» Source extract

Pratiksha Nagar, one of the oldest localities in Mumbai, has most of the MHADA housing and a large number of transit camps. When it was first developed, plans for basic amenities such as roads, drainage pipes and markets were not included. Over the years, as the population increased, the situation became critical.

“We are ready to face inconvenience if some facilities are being built. But there needs to be some planning,” says advocate H R Chavan, who lives in the judges’ colony.

“While repairing the drainage pipeline in our area, some other pipeline was damaged, which the contractor refused to repair. This added to our woes. We are not against the work but it should be completed in a planned manner.”

It’s not just the residents facing problems; shopkeepers and vendors too find it difficult to do business. “I have covered my shop with plastic as dust particles spoil the wares,” Vikram Singh, who runs a stationery shop, says.

A vegetable vendor who does not want to be quoted says he has lost many customers. “People don’t want to buy vegetables coated in fine dust,” he says.

“We too are directly exposed. Sometimes drainage water is thrown on the road during repair works, which makes the situation very bad.”

» Element box listing
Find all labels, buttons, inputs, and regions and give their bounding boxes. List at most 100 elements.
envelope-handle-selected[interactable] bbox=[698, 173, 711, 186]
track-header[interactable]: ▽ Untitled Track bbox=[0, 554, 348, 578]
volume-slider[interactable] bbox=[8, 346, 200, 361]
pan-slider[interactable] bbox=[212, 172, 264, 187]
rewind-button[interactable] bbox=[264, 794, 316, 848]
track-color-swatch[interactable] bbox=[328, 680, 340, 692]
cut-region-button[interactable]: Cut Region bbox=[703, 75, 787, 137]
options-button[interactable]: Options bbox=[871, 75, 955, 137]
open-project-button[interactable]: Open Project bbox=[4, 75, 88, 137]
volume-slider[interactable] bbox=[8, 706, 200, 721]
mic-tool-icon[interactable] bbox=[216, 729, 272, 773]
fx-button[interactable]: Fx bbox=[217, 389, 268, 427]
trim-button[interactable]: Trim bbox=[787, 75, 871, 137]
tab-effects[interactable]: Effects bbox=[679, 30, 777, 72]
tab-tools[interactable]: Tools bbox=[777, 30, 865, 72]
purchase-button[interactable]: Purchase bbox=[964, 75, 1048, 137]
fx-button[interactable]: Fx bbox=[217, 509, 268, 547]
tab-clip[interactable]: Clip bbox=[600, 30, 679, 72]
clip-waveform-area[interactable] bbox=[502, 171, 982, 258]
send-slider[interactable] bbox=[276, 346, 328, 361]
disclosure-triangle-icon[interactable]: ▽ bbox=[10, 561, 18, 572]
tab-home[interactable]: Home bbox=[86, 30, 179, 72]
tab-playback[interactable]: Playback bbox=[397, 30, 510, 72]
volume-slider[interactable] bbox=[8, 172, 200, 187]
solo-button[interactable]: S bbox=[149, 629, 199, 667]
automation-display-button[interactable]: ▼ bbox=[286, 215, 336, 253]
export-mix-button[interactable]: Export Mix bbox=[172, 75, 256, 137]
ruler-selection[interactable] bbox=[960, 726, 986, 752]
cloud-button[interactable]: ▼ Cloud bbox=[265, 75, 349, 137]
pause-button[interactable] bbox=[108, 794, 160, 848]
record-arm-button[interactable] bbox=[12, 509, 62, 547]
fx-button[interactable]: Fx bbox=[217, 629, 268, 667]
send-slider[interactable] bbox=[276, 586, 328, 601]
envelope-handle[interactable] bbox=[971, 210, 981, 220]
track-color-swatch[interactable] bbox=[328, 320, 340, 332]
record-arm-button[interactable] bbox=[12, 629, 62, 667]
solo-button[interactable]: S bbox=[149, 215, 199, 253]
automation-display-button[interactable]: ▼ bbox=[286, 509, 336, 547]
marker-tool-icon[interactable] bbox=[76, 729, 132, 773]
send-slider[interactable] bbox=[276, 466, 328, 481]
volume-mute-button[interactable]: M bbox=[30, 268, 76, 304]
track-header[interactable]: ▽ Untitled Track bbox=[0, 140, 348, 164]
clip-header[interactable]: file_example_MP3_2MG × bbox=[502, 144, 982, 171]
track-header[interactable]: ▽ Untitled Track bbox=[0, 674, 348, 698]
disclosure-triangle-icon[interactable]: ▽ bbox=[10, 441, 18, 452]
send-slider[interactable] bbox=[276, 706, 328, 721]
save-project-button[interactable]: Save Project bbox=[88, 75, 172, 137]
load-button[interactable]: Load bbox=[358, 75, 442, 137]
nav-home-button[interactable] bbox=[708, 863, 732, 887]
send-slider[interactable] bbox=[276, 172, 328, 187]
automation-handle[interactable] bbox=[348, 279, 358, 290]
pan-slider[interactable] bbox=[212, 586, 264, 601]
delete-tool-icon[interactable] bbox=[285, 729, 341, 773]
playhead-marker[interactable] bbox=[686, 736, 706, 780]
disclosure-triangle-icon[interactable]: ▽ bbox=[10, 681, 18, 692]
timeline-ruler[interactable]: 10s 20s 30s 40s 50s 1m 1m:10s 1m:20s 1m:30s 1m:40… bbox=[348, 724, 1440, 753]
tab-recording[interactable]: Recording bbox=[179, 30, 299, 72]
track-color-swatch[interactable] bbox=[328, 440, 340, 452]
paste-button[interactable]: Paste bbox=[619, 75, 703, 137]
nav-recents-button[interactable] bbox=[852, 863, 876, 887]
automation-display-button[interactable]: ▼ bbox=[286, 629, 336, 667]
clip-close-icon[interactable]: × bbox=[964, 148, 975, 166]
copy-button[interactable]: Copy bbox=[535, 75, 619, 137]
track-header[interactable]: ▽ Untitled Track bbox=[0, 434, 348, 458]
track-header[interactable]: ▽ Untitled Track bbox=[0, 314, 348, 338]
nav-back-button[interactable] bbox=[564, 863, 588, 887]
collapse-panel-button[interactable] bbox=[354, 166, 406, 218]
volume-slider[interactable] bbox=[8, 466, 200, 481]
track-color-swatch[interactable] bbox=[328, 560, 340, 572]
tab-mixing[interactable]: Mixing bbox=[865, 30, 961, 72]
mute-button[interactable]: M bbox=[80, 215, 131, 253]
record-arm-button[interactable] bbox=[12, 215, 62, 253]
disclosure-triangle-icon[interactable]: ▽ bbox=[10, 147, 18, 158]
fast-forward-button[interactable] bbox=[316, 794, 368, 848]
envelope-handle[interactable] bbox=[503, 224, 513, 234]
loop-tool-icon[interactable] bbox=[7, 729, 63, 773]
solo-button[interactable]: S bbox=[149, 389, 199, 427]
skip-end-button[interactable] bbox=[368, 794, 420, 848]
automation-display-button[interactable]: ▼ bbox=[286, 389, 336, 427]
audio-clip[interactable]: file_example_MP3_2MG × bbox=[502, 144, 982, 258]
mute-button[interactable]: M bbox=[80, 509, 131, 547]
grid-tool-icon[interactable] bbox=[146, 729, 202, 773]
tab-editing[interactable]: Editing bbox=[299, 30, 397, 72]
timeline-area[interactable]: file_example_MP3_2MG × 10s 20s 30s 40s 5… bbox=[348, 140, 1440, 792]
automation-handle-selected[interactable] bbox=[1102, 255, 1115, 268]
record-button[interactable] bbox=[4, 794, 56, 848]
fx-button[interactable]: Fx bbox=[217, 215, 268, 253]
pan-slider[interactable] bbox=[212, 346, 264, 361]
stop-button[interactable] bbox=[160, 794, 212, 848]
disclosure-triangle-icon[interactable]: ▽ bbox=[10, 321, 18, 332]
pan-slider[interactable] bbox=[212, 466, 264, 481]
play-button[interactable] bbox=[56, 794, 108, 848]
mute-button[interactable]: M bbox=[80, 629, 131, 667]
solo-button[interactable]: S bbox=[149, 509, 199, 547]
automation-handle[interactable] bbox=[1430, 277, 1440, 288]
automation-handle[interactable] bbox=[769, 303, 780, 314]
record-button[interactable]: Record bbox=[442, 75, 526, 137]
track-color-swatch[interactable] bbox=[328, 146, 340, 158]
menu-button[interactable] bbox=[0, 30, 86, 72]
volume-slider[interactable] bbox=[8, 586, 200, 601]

» Directives
a) According to the passage about Pratiksha Nagar, which basic amenities were left out of the plans when the locality was first developed?
b) Extend the passage about Pratiksha Nagar, picking up after its final sentence.
The listing has no connection to the passage about Pratiksha Nagar.

» Answers to the exercise
a) Roads, drainage pipes and markets.

b)
Shiv Sena corporator from Pratiksha Nagar, Ramdas Kamble, who was elected in a by-poll seven months ago, says the work will take one more year to complete. “The deadline for the road is March 2020. At present, drainage pipelines are being installed. Since the land here was reclaimed, we are using geo grid technology to make the roads,” Kamble says.

Often, drainage water is thrown on the road during repair works, forcing people to walk through slush

Pratiksha Nagar is one of the last areas in the island city to be developed for housing. It was built in the 1970s on reclaimed land. On one side of it are Sion Koliwada and Guru Tegh Bahadar Nagar Station on the Harbour Line. The other side opens to a recently developed road connecting Chunabhatti highway and the Eastern Express Highway.

MHADA constructed about 100 buildings as transit camps in the area and then about 60 to 70 buildings for general housing. Judges and journalists are among those who live there.